-- Start of Given information --

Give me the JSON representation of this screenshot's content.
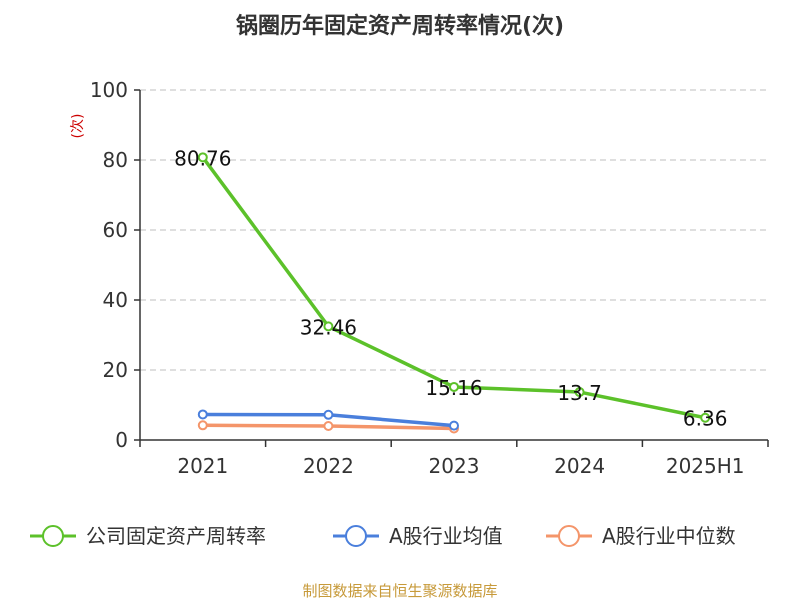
{
  "chart_data": {
    "type": "line",
    "title": "锅圈历年固定资产周转率情况(次)",
    "ylabel": "(次)",
    "xlabel": "",
    "categories": [
      "2021",
      "2022",
      "2023",
      "2024",
      "2025H1"
    ],
    "ylim": [
      0,
      100
    ],
    "yticks": [
      0,
      20,
      40,
      60,
      80,
      100
    ],
    "grid": "horizontal-dashed",
    "legend": "bottom",
    "series": [
      {
        "name": "公司固定资产周转率",
        "color": "#5cc12a",
        "values": [
          80.76,
          32.46,
          15.16,
          13.7,
          6.36
        ],
        "labels": [
          "80.76",
          "32.46",
          "15.16",
          "13.7",
          "6.36"
        ]
      },
      {
        "name": "A股行业均值",
        "color": "#4a7fdc",
        "values": [
          7.3,
          7.2,
          4.1,
          null,
          null
        ]
      },
      {
        "name": "A股行业中位数",
        "color": "#f4956a",
        "values": [
          4.2,
          4.0,
          3.3,
          null,
          null
        ]
      }
    ]
  },
  "source": "制图数据来自恒生聚源数据库"
}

-- End of Given information --

Given task
Go through the listing above and write it all out exactly, leaving out any picture.

Solution below
Give me the JSON representation of this screenshot's content.
{
  "chart_data": {
    "type": "line",
    "title": "锅圈历年固定资产周转率情况(次)",
    "ylabel": "(次)",
    "xlabel": "",
    "categories": [
      "2021",
      "2022",
      "2023",
      "2024",
      "2025H1"
    ],
    "ylim": [
      0,
      100
    ],
    "yticks": [
      0,
      20,
      40,
      60,
      80,
      100
    ],
    "grid": "horizontal-dashed",
    "legend": "bottom",
    "series": [
      {
        "name": "公司固定资产周转率",
        "color": "#5cc12a",
        "values": [
          80.76,
          32.46,
          15.16,
          13.7,
          6.36
        ],
        "labels": [
          "80.76",
          "32.46",
          "15.16",
          "13.7",
          "6.36"
        ]
      },
      {
        "name": "A股行业均值",
        "color": "#4a7fdc",
        "values": [
          7.3,
          7.2,
          4.1,
          null,
          null
        ]
      },
      {
        "name": "A股行业中位数",
        "color": "#f4956a",
        "values": [
          4.2,
          4.0,
          3.3,
          null,
          null
        ]
      }
    ]
  },
  "source": "制图数据来自恒生聚源数据库"
}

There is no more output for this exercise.